Omit the pictures and return every entry exactly as written.

(Records contained in a dataset)
• • • • •
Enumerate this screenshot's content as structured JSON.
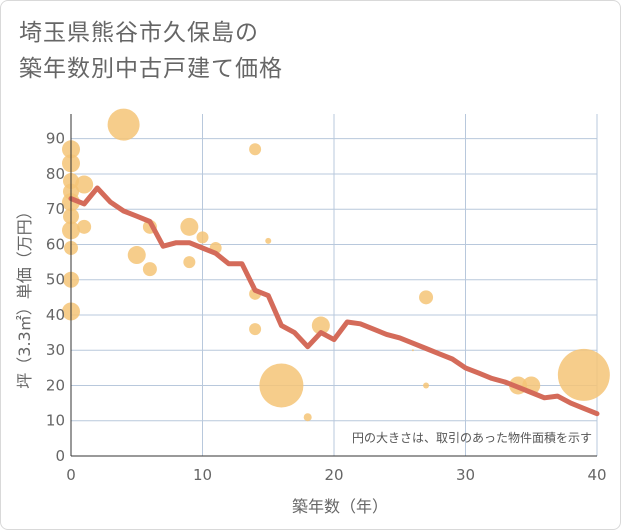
{
  "chart_data": {
    "type": "scatter",
    "title_lines": [
      "埼玉県熊谷市久保島の",
      "築年数別中古戸建て価格"
    ],
    "xlabel": "築年数（年）",
    "ylabel": "坪（3.3㎡）単価（万円）",
    "xlim": [
      0,
      40
    ],
    "ylim": [
      0,
      97
    ],
    "xticks": [
      0,
      10,
      20,
      30,
      40
    ],
    "yticks": [
      0,
      10,
      20,
      30,
      40,
      50,
      60,
      70,
      80,
      90
    ],
    "grid": true,
    "note": "円の大きさは、取引のあった物件面積を示す",
    "colors": {
      "bubble": "#f5c477",
      "line": "#d46b5a",
      "grid": "#b8c8dc",
      "axis": "#333333"
    },
    "bubbles": [
      {
        "x": 0,
        "y": 87,
        "s": 9
      },
      {
        "x": 0,
        "y": 83,
        "s": 9
      },
      {
        "x": 0,
        "y": 78,
        "s": 8
      },
      {
        "x": 0,
        "y": 75,
        "s": 8
      },
      {
        "x": 0,
        "y": 72,
        "s": 9
      },
      {
        "x": 0,
        "y": 68,
        "s": 8
      },
      {
        "x": 0,
        "y": 64,
        "s": 9
      },
      {
        "x": 0,
        "y": 59,
        "s": 7
      },
      {
        "x": 0,
        "y": 50,
        "s": 8
      },
      {
        "x": 0,
        "y": 41,
        "s": 9
      },
      {
        "x": 1,
        "y": 77,
        "s": 9
      },
      {
        "x": 1,
        "y": 65,
        "s": 7
      },
      {
        "x": 4,
        "y": 94,
        "s": 16
      },
      {
        "x": 5,
        "y": 57,
        "s": 9
      },
      {
        "x": 6,
        "y": 65,
        "s": 7
      },
      {
        "x": 6,
        "y": 53,
        "s": 7
      },
      {
        "x": 9,
        "y": 65,
        "s": 9
      },
      {
        "x": 9,
        "y": 55,
        "s": 6
      },
      {
        "x": 10,
        "y": 62,
        "s": 6
      },
      {
        "x": 11,
        "y": 59,
        "s": 6
      },
      {
        "x": 14,
        "y": 87,
        "s": 6
      },
      {
        "x": 14,
        "y": 46,
        "s": 6
      },
      {
        "x": 14,
        "y": 36,
        "s": 6
      },
      {
        "x": 15,
        "y": 61,
        "s": 3
      },
      {
        "x": 16,
        "y": 20,
        "s": 22
      },
      {
        "x": 18,
        "y": 11,
        "s": 4
      },
      {
        "x": 19,
        "y": 37,
        "s": 9
      },
      {
        "x": 26,
        "y": 30,
        "s": 1
      },
      {
        "x": 27,
        "y": 45,
        "s": 7
      },
      {
        "x": 27,
        "y": 20,
        "s": 3
      },
      {
        "x": 34,
        "y": 20,
        "s": 9
      },
      {
        "x": 35,
        "y": 20,
        "s": 9
      },
      {
        "x": 39,
        "y": 23,
        "s": 26
      }
    ],
    "trend": {
      "x": [
        0,
        1,
        2,
        3,
        4,
        5,
        6,
        7,
        8,
        9,
        10,
        11,
        12,
        13,
        14,
        15,
        16,
        17,
        18,
        19,
        20,
        21,
        22,
        23,
        24,
        25,
        26,
        27,
        28,
        29,
        30,
        31,
        32,
        33,
        34,
        35,
        36,
        37,
        38,
        39,
        40
      ],
      "y": [
        73,
        71.5,
        76,
        72,
        69.5,
        68,
        66.5,
        59.5,
        60.5,
        60.5,
        59,
        57.5,
        54.5,
        54.5,
        47,
        45.5,
        37,
        35,
        31,
        35,
        33,
        38,
        37.5,
        36,
        34.5,
        33.5,
        32,
        30.5,
        29,
        27.5,
        25,
        23.5,
        22,
        21,
        19.5,
        18,
        16.5,
        17,
        15,
        13.5,
        12
      ]
    }
  }
}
• • • • •
Correct response ->
Enumerate this screenshot's content as structured JSON.
{
  "chart_data": {
    "type": "scatter",
    "title_lines": [
      "埼玉県熊谷市久保島の",
      "築年数別中古戸建て価格"
    ],
    "xlabel": "築年数（年）",
    "ylabel": "坪（3.3㎡）単価（万円）",
    "xlim": [
      0,
      40
    ],
    "ylim": [
      0,
      97
    ],
    "xticks": [
      0,
      10,
      20,
      30,
      40
    ],
    "yticks": [
      0,
      10,
      20,
      30,
      40,
      50,
      60,
      70,
      80,
      90
    ],
    "grid": true,
    "note": "円の大きさは、取引のあった物件面積を示す",
    "colors": {
      "bubble": "#f5c477",
      "line": "#d46b5a",
      "grid": "#b8c8dc",
      "axis": "#333333"
    },
    "bubbles": [
      {
        "x": 0,
        "y": 87,
        "s": 9
      },
      {
        "x": 0,
        "y": 83,
        "s": 9
      },
      {
        "x": 0,
        "y": 78,
        "s": 8
      },
      {
        "x": 0,
        "y": 75,
        "s": 8
      },
      {
        "x": 0,
        "y": 72,
        "s": 9
      },
      {
        "x": 0,
        "y": 68,
        "s": 8
      },
      {
        "x": 0,
        "y": 64,
        "s": 9
      },
      {
        "x": 0,
        "y": 59,
        "s": 7
      },
      {
        "x": 0,
        "y": 50,
        "s": 8
      },
      {
        "x": 0,
        "y": 41,
        "s": 9
      },
      {
        "x": 1,
        "y": 77,
        "s": 9
      },
      {
        "x": 1,
        "y": 65,
        "s": 7
      },
      {
        "x": 4,
        "y": 94,
        "s": 16
      },
      {
        "x": 5,
        "y": 57,
        "s": 9
      },
      {
        "x": 6,
        "y": 65,
        "s": 7
      },
      {
        "x": 6,
        "y": 53,
        "s": 7
      },
      {
        "x": 9,
        "y": 65,
        "s": 9
      },
      {
        "x": 9,
        "y": 55,
        "s": 6
      },
      {
        "x": 10,
        "y": 62,
        "s": 6
      },
      {
        "x": 11,
        "y": 59,
        "s": 6
      },
      {
        "x": 14,
        "y": 87,
        "s": 6
      },
      {
        "x": 14,
        "y": 46,
        "s": 6
      },
      {
        "x": 14,
        "y": 36,
        "s": 6
      },
      {
        "x": 15,
        "y": 61,
        "s": 3
      },
      {
        "x": 16,
        "y": 20,
        "s": 22
      },
      {
        "x": 18,
        "y": 11,
        "s": 4
      },
      {
        "x": 19,
        "y": 37,
        "s": 9
      },
      {
        "x": 26,
        "y": 30,
        "s": 1
      },
      {
        "x": 27,
        "y": 45,
        "s": 7
      },
      {
        "x": 27,
        "y": 20,
        "s": 3
      },
      {
        "x": 34,
        "y": 20,
        "s": 9
      },
      {
        "x": 35,
        "y": 20,
        "s": 9
      },
      {
        "x": 39,
        "y": 23,
        "s": 26
      }
    ],
    "trend": {
      "x": [
        0,
        1,
        2,
        3,
        4,
        5,
        6,
        7,
        8,
        9,
        10,
        11,
        12,
        13,
        14,
        15,
        16,
        17,
        18,
        19,
        20,
        21,
        22,
        23,
        24,
        25,
        26,
        27,
        28,
        29,
        30,
        31,
        32,
        33,
        34,
        35,
        36,
        37,
        38,
        39,
        40
      ],
      "y": [
        73,
        71.5,
        76,
        72,
        69.5,
        68,
        66.5,
        59.5,
        60.5,
        60.5,
        59,
        57.5,
        54.5,
        54.5,
        47,
        45.5,
        37,
        35,
        31,
        35,
        33,
        38,
        37.5,
        36,
        34.5,
        33.5,
        32,
        30.5,
        29,
        27.5,
        25,
        23.5,
        22,
        21,
        19.5,
        18,
        16.5,
        17,
        15,
        13.5,
        12
      ]
    }
  }
}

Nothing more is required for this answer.